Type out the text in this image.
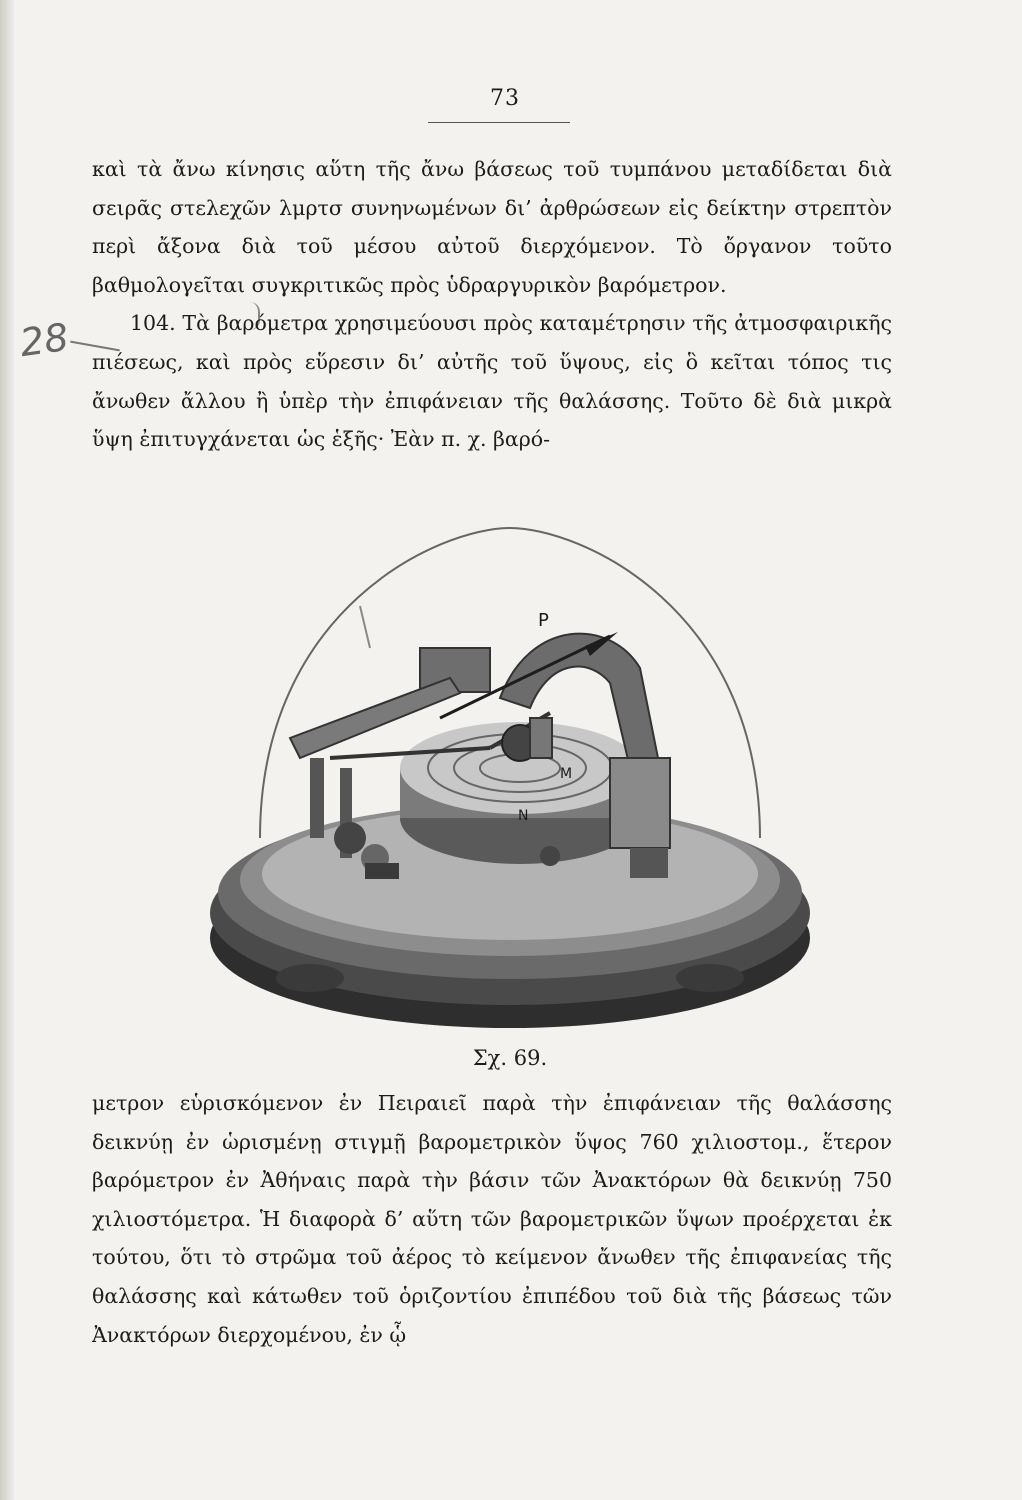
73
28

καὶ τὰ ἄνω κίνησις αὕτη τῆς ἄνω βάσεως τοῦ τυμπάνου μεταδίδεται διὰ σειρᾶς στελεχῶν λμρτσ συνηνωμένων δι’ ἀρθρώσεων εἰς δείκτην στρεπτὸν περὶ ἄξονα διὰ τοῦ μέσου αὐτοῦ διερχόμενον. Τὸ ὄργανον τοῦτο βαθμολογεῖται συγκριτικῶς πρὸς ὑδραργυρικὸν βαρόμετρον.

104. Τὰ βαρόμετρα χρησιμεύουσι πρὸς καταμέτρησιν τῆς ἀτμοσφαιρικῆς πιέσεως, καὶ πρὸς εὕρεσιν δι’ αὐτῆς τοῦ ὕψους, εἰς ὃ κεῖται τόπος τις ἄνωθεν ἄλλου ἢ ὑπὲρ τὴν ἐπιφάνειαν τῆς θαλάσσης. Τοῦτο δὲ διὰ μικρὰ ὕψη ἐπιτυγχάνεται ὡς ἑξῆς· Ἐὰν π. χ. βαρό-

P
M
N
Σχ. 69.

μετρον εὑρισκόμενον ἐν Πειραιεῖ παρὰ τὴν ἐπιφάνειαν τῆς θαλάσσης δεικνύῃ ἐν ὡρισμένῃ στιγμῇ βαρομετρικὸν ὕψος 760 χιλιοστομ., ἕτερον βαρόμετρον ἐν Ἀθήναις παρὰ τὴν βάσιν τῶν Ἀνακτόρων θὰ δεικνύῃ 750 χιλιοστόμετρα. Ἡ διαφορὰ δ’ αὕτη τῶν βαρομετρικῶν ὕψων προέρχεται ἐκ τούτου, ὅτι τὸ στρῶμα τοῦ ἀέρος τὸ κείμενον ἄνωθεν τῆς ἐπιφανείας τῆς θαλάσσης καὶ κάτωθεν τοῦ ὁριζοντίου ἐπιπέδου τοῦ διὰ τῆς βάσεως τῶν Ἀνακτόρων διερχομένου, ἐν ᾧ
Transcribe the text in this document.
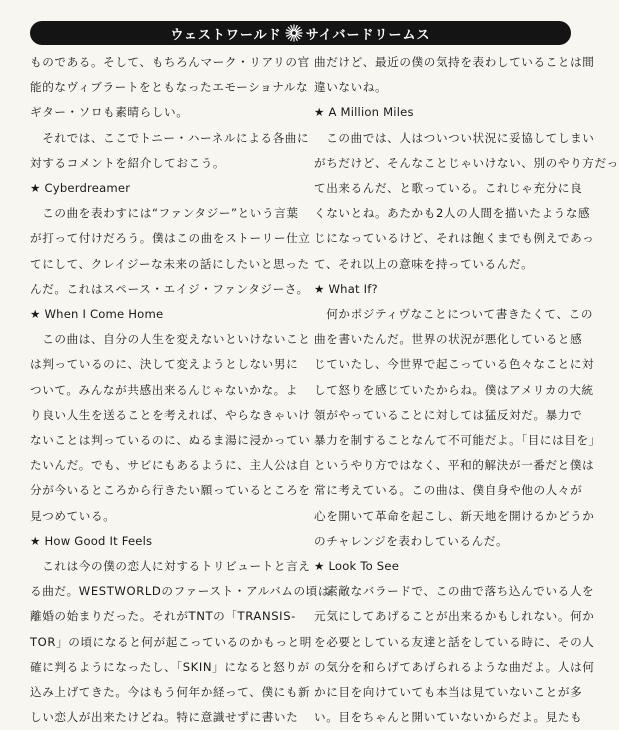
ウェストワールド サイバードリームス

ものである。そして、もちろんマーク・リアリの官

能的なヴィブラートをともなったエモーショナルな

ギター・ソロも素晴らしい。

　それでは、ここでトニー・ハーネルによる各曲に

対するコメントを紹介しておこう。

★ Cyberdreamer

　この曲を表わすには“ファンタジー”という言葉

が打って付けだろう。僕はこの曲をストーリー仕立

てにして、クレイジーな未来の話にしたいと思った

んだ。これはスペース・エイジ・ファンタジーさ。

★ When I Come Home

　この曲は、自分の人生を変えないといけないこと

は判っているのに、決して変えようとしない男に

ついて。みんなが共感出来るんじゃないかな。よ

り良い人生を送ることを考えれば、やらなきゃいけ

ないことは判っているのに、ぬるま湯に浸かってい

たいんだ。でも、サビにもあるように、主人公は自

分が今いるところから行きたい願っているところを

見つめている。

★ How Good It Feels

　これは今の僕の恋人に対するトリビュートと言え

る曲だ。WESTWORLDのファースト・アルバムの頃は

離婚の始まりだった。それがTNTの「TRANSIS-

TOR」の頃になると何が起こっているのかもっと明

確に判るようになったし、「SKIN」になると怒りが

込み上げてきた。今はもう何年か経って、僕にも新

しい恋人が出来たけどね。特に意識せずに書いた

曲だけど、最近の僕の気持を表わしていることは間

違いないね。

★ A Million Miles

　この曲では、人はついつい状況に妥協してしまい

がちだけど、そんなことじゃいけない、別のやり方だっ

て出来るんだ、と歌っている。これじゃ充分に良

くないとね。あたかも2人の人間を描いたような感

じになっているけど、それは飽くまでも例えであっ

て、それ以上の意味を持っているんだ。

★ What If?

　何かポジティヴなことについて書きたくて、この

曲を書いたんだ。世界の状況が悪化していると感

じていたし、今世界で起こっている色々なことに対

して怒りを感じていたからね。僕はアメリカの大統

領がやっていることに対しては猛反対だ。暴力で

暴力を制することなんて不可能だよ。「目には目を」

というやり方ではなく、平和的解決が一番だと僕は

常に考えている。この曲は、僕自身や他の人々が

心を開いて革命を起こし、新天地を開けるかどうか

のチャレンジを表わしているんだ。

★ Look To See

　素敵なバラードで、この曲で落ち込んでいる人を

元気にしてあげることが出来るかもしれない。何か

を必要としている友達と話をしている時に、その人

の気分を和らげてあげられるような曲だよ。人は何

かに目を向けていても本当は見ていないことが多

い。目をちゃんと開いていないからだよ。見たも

● ● ● ● ● ● ●

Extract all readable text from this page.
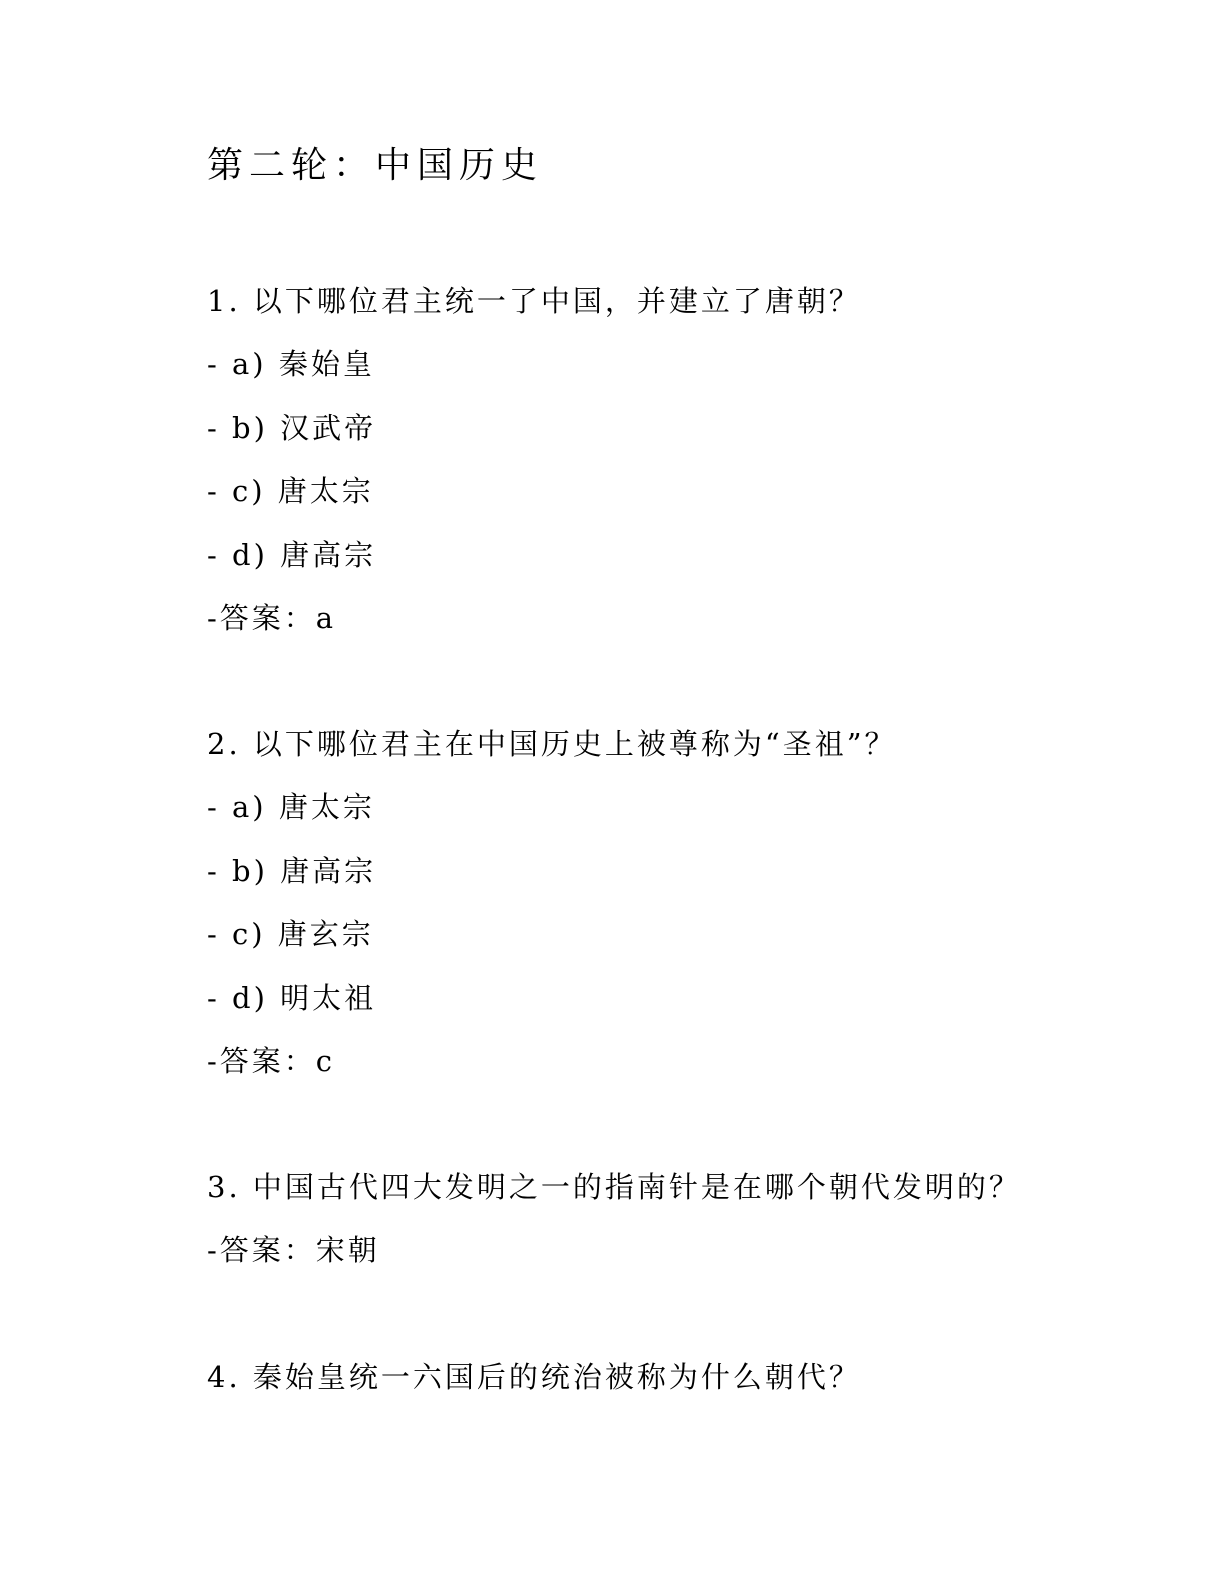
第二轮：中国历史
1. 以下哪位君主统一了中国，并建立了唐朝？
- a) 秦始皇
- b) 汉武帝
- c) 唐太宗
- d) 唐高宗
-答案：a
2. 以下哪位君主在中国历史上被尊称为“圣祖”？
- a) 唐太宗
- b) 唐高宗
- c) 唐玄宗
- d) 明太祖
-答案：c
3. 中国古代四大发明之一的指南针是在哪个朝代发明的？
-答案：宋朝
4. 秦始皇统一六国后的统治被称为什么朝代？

● ● ● ● ● ● ●

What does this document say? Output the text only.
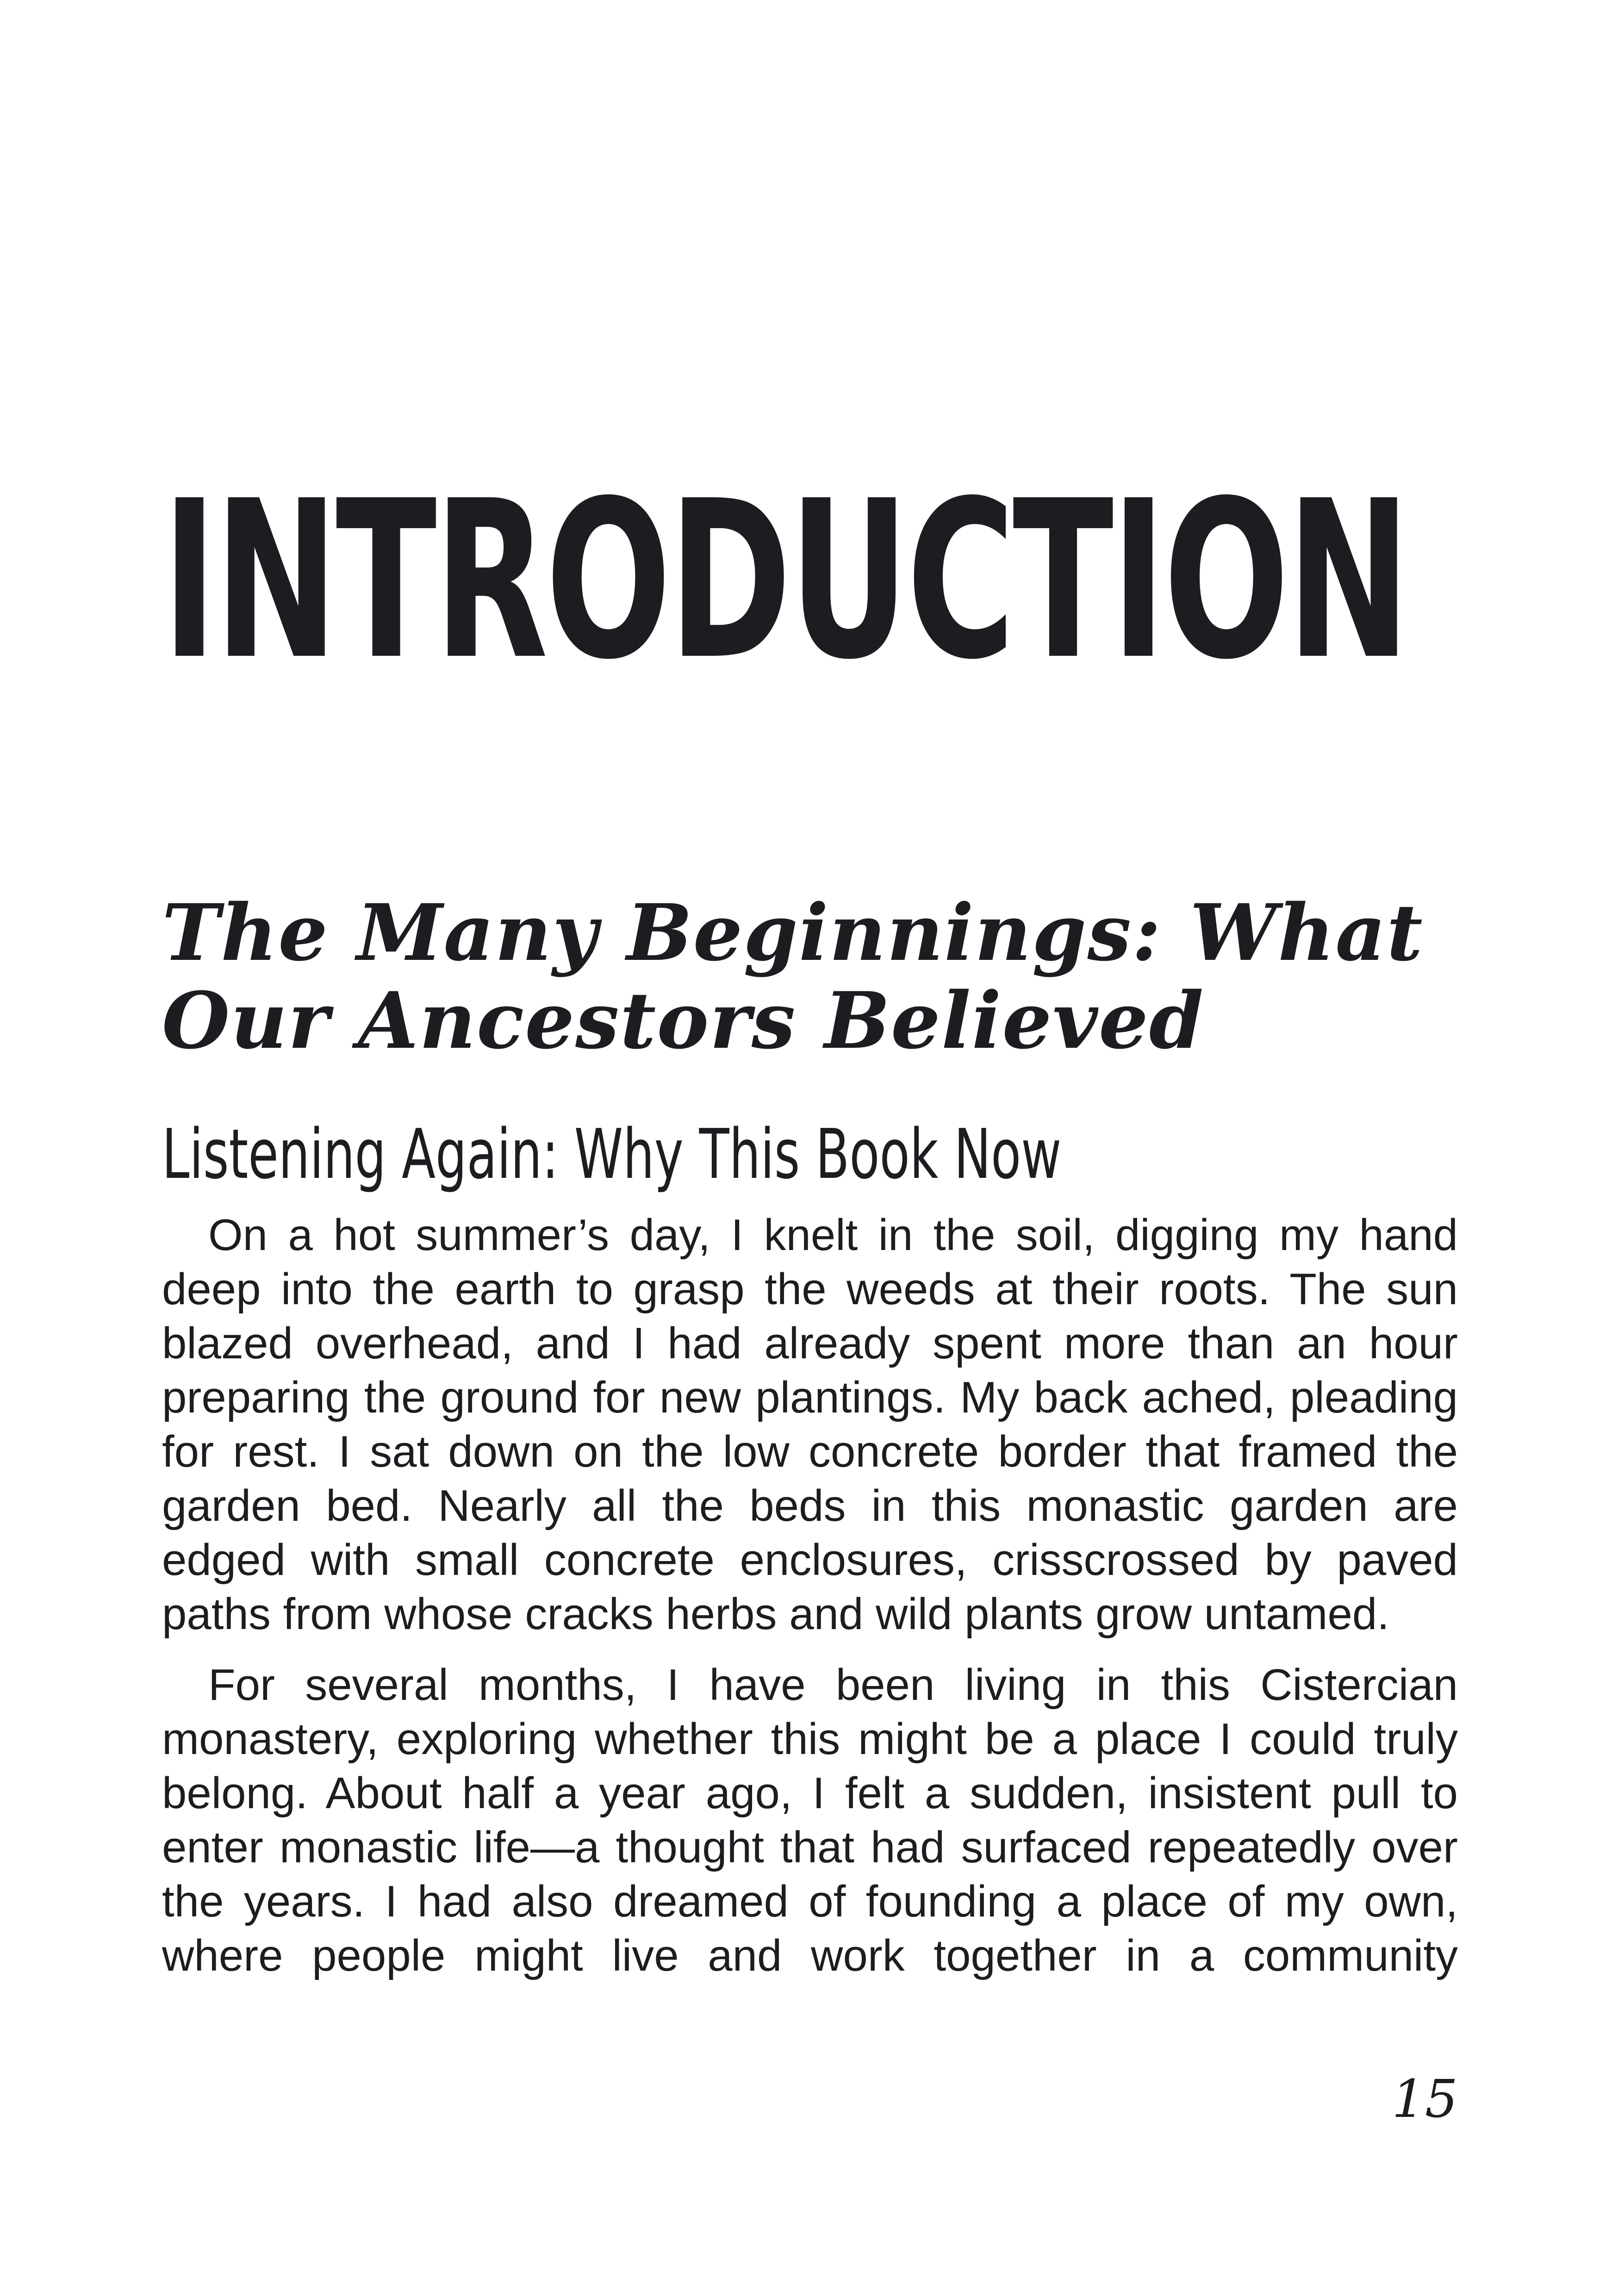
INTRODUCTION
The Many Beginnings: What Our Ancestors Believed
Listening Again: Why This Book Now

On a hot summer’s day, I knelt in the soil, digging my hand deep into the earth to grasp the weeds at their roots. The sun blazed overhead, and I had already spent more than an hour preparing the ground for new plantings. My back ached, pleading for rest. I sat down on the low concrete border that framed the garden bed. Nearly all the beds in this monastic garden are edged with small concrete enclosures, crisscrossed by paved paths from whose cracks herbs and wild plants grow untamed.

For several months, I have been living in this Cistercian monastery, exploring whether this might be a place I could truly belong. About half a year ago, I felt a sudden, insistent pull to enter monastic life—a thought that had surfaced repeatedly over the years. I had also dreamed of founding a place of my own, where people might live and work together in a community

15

● ● ● ● ● ● ●

# SHORT EXERCISE
Look over the listing above. Pick out and copy every line that includes "text".

# EXERCISE OUTPUT
Type out the text in this image.
Transcribe the text in this document.
Extract all readable text from this page.
What does this document say? Output the text only.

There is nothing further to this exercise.